**What is needed**
Reproduce the material verbatim, beginning with its first line and stopping after the line that contains "weight-text: 8.74 bbox=[721, 305, 747, 321]".

Labeled box records
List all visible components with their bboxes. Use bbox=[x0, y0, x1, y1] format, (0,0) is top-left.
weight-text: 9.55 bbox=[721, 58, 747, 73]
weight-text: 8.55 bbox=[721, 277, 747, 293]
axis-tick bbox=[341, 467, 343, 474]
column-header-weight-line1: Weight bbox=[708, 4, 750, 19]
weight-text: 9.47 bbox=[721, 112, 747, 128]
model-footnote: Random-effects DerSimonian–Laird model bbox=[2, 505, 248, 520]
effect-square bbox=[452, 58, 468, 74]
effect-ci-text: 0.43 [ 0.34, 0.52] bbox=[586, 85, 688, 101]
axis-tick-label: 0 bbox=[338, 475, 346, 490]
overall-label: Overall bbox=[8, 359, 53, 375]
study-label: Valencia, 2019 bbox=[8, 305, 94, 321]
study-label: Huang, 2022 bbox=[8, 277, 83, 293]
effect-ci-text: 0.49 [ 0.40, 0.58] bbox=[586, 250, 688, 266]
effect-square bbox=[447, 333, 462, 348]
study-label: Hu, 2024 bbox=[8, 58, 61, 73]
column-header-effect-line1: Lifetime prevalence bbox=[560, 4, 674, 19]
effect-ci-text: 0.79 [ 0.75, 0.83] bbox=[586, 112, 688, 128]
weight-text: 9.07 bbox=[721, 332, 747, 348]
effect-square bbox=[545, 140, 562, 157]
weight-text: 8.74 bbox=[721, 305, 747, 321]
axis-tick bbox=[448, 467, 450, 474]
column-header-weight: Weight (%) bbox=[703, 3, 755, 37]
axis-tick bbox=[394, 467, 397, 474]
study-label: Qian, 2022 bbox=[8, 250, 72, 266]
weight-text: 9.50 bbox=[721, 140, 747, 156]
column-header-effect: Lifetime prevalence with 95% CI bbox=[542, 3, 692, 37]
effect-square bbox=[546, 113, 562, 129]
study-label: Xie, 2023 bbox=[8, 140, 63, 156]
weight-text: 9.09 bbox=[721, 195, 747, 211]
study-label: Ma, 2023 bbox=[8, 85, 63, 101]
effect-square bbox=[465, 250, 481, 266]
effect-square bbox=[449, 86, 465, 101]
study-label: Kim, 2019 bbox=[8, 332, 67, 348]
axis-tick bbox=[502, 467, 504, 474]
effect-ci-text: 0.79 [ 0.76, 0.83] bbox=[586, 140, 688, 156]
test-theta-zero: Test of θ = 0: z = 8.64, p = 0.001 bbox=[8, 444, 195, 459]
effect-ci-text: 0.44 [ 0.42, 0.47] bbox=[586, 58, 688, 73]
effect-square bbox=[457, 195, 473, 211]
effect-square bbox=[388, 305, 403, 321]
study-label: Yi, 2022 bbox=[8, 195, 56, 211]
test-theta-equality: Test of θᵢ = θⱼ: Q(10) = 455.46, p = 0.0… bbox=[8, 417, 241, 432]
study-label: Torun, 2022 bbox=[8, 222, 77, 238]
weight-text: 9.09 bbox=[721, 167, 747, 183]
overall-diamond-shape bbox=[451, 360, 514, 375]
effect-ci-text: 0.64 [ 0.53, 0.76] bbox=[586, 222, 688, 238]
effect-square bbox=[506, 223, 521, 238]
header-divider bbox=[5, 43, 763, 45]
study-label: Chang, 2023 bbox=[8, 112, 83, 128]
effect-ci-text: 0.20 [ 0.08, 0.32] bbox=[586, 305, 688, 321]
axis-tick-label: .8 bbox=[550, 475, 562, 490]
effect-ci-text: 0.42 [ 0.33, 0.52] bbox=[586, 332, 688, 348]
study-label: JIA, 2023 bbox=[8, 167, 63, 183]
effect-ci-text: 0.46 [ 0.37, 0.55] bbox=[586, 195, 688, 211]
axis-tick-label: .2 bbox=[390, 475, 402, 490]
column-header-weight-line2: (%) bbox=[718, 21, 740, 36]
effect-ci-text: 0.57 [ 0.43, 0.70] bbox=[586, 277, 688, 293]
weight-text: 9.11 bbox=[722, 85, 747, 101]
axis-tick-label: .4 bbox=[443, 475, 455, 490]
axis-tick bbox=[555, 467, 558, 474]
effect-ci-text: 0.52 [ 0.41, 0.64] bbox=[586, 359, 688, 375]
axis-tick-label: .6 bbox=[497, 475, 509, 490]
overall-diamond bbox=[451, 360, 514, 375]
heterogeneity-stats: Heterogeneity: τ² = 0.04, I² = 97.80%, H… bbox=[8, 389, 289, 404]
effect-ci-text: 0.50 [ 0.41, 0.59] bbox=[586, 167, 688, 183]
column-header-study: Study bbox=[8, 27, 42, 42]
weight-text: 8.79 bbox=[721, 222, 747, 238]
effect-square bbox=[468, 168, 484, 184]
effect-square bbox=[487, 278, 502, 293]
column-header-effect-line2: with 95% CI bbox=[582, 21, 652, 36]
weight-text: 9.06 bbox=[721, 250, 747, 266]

**The result**
List all visible components with their bboxes. Use bbox=[x0, y0, x1, y1] format, (0,0) is top-left.
weight-text: 9.55 bbox=[721, 58, 747, 73]
weight-text: 8.55 bbox=[721, 277, 747, 293]
axis-tick bbox=[341, 467, 343, 474]
column-header-weight-line1: Weight bbox=[708, 4, 750, 19]
weight-text: 9.47 bbox=[721, 112, 747, 128]
model-footnote: Random-effects DerSimonian–Laird model bbox=[2, 505, 248, 520]
effect-square bbox=[452, 58, 468, 74]
effect-ci-text: 0.43 [ 0.34, 0.52] bbox=[586, 85, 688, 101]
axis-tick-label: 0 bbox=[338, 475, 346, 490]
overall-label: Overall bbox=[8, 359, 53, 375]
study-label: Valencia, 2019 bbox=[8, 305, 94, 321]
study-label: Huang, 2022 bbox=[8, 277, 83, 293]
effect-ci-text: 0.49 [ 0.40, 0.58] bbox=[586, 250, 688, 266]
effect-square bbox=[447, 333, 462, 348]
study-label: Hu, 2024 bbox=[8, 58, 61, 73]
column-header-effect-line1: Lifetime prevalence bbox=[560, 4, 674, 19]
effect-ci-text: 0.79 [ 0.75, 0.83] bbox=[586, 112, 688, 128]
weight-text: 9.07 bbox=[721, 332, 747, 348]
effect-square bbox=[545, 140, 562, 157]
weight-text: 8.74 bbox=[721, 305, 747, 321]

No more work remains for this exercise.